Each line that holds the word "this" should be returned.

Start of Extracted information

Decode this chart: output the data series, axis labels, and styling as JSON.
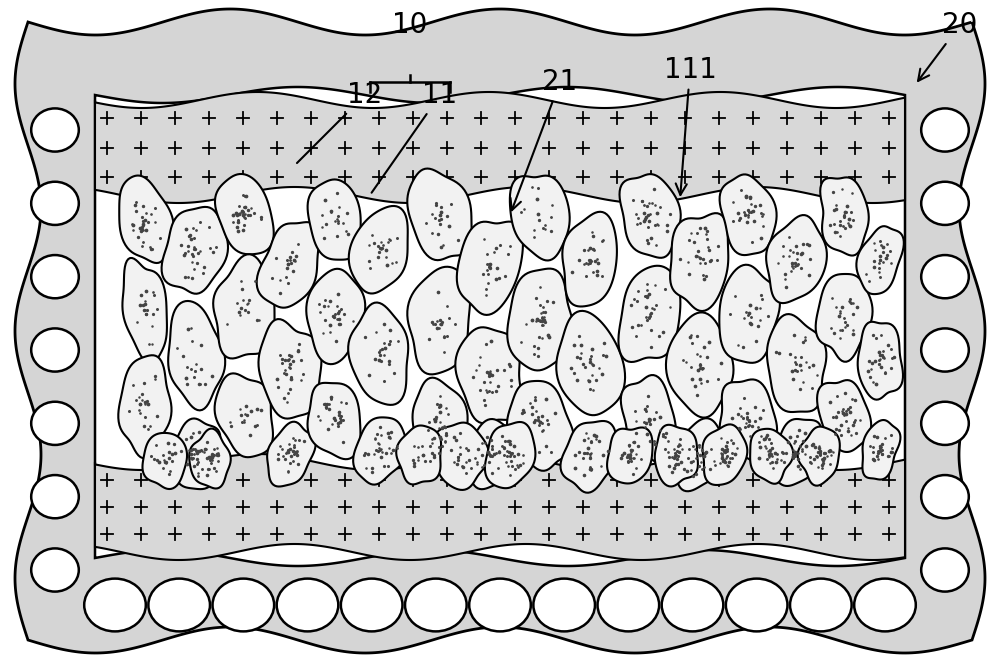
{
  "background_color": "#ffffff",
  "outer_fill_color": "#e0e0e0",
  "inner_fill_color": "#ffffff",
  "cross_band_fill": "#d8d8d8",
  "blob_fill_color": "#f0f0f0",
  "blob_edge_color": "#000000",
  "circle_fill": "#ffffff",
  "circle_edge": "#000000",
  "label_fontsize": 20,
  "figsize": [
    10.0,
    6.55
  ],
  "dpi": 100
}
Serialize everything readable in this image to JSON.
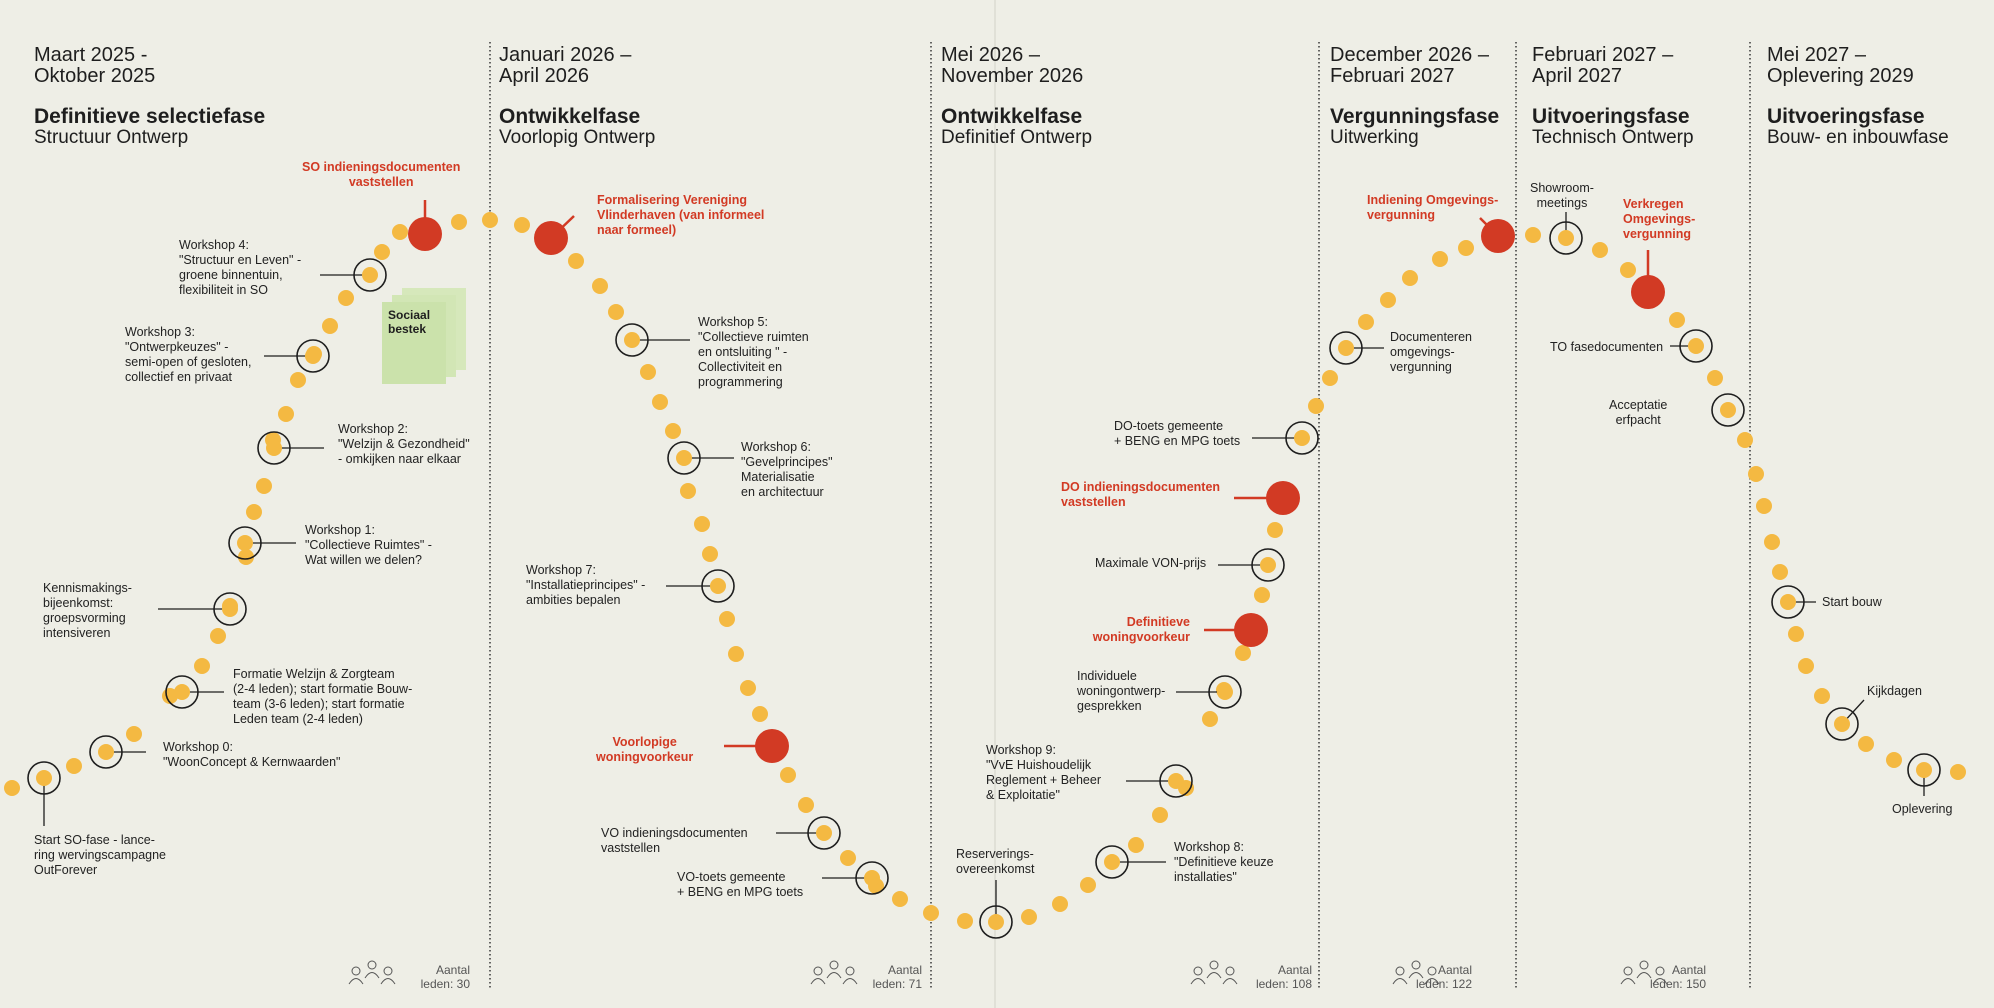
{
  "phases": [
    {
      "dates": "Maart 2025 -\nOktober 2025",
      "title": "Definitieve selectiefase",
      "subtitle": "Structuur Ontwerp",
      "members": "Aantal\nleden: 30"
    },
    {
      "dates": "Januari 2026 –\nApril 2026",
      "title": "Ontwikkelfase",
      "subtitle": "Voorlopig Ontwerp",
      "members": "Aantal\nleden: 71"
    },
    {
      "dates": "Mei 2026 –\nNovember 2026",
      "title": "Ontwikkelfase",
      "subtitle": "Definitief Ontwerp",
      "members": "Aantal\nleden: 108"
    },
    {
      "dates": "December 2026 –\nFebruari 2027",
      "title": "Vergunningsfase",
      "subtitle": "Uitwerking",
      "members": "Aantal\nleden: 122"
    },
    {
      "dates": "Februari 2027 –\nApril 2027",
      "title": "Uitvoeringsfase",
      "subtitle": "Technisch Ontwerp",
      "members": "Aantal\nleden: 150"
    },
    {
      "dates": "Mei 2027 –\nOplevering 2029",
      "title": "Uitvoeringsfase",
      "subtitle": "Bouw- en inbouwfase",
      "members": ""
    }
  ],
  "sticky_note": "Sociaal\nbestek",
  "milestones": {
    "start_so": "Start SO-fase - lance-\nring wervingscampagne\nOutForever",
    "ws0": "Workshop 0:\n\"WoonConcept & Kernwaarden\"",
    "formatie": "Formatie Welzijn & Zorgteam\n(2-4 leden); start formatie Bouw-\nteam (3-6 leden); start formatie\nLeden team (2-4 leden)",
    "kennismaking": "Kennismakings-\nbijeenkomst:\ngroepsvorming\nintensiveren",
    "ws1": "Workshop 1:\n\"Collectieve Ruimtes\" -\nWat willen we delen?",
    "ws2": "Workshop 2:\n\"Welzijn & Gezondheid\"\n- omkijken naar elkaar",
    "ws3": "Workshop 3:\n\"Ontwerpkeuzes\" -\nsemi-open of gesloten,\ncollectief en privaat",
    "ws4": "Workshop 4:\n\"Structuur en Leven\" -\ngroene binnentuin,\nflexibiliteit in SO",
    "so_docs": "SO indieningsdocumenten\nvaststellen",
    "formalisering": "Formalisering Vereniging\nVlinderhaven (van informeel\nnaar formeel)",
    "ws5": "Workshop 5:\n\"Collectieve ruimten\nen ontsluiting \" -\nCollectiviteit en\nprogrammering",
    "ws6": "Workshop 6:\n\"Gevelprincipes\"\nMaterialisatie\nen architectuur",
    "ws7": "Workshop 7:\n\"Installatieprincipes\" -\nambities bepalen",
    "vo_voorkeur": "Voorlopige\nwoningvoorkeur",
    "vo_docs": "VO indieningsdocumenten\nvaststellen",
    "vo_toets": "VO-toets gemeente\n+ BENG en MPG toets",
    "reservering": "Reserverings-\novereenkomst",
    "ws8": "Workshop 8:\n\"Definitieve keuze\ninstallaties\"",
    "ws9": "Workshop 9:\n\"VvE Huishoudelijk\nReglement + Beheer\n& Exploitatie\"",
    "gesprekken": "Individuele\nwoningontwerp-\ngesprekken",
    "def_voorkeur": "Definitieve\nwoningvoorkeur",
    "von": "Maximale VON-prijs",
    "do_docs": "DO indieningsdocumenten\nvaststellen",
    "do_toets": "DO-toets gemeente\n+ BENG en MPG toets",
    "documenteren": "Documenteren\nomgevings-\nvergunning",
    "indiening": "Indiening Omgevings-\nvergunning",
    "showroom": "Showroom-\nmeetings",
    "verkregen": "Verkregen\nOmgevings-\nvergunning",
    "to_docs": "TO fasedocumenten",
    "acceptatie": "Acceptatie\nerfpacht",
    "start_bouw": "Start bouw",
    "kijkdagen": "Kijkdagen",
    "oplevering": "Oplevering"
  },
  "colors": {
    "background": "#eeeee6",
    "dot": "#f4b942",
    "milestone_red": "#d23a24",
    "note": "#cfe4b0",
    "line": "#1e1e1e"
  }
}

End of Extracted information

## The solution
Decode this chart: output the data series, axis labels, and styling as JSON.
Serialize everything readable in this image to JSON.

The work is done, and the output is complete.